>> Start Extracted information

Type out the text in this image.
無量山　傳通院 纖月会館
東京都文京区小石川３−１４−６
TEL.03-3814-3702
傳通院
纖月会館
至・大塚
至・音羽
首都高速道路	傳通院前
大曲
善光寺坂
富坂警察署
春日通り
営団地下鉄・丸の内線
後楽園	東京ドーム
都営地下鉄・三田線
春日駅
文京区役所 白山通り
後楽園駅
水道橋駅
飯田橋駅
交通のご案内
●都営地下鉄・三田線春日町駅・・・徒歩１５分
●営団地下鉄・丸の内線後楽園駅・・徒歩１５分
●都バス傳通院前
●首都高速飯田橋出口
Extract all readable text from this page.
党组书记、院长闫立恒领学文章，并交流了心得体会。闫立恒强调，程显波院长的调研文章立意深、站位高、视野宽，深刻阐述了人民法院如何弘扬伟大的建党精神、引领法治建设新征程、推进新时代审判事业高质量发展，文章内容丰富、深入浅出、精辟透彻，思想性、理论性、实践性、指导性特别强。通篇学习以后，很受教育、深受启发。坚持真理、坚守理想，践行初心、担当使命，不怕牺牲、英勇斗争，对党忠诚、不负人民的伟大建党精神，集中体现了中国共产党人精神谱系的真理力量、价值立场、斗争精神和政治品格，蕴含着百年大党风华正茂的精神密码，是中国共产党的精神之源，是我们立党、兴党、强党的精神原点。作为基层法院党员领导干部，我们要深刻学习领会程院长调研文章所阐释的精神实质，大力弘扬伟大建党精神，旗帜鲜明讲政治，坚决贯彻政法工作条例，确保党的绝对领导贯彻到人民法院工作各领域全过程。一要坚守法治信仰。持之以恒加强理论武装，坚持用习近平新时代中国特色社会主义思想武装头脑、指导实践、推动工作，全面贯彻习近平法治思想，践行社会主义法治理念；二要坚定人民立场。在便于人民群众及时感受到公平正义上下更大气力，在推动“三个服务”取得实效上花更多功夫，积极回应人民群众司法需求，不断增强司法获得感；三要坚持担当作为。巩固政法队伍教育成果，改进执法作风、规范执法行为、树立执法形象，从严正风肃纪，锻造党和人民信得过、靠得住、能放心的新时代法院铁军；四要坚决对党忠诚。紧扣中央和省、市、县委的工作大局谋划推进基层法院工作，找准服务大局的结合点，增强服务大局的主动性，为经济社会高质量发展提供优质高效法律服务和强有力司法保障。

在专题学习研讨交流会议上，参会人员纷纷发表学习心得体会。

>> End Extracted information

What is needed:
Here, the records must be output exactly and in full.

Full solution:
Type out the text in this image.
無量山　傳通院 纖月会館
東京都文京区小石川３−１４−６
TEL.03-3814-3702
傳通院
纖月会館
至・大塚
至・音羽
首都高速道路	傳通院前
大曲
善光寺坂
富坂警察署
春日通り
営団地下鉄・丸の内線
後楽園	東京ドーム
都営地下鉄・三田線
春日駅
文京区役所 白山通り
後楽園駅
水道橋駅
飯田橋駅
交通のご案内
●都営地下鉄・三田線春日町駅・・・徒歩１５分
●営団地下鉄・丸の内線後楽園駅・・徒歩１５分
●都バス傳通院前
●首都高速飯田橋出口
Extract all readable text from this page.
党组书记、院长闫立恒领学文章，并交流了心得体会。闫立恒强调，程显波院长的调研文章立意深、站位高、视野宽，深刻阐述了人民法院如何弘扬伟大的建党精神、引领法治建设新征程、推进新时代审判事业高质量发展，文章内容丰富、深入浅出、精辟透彻，思想性、理论性、实践性、指导性特别强。通篇学习以后，很受教育、深受启发。坚持真理、坚守理想，践行初心、担当使命，不怕牺牲、英勇斗争，对党忠诚、不负人民的伟大建党精神，集中体现了中国共产党人精神谱系的真理力量、价值立场、斗争精神和政治品格，蕴含着百年大党风华正茂的精神密码，是中国共产党的精神之源，是我们立党、兴党、强党的精神原点。作为基层法院党员领导干部，我们要深刻学习领会程院长调研文章所阐释的精神实质，大力弘扬伟大建党精神，旗帜鲜明讲政治，坚决贯彻政法工作条例，确保党的绝对领导贯彻到人民法院工作各领域全过程。一要坚守法治信仰。持之以恒加强理论武装，坚持用习近平新时代中国特色社会主义思想武装头脑、指导实践、推动工作，全面贯彻习近平法治思想，践行社会主义法治理念；二要坚定人民立场。在便于人民群众及时感受到公平正义上下更大气力，在推动“三个服务”取得实效上花更多功夫，积极回应人民群众司法需求，不断增强司法获得感；三要坚持担当作为。巩固政法队伍教育成果，改进执法作风、规范执法行为、树立执法形象，从严正风肃纪，锻造党和人民信得过、靠得住、能放心的新时代法院铁军；四要坚决对党忠诚。紧扣中央和省、市、县委的工作大局谋划推进基层法院工作，找准服务大局的结合点，增强服务大局的主动性，为经济社会高质量发展提供优质高效法律服务和强有力司法保障。

在专题学习研讨交流会议上，参会人员纷纷发表学习心得体会。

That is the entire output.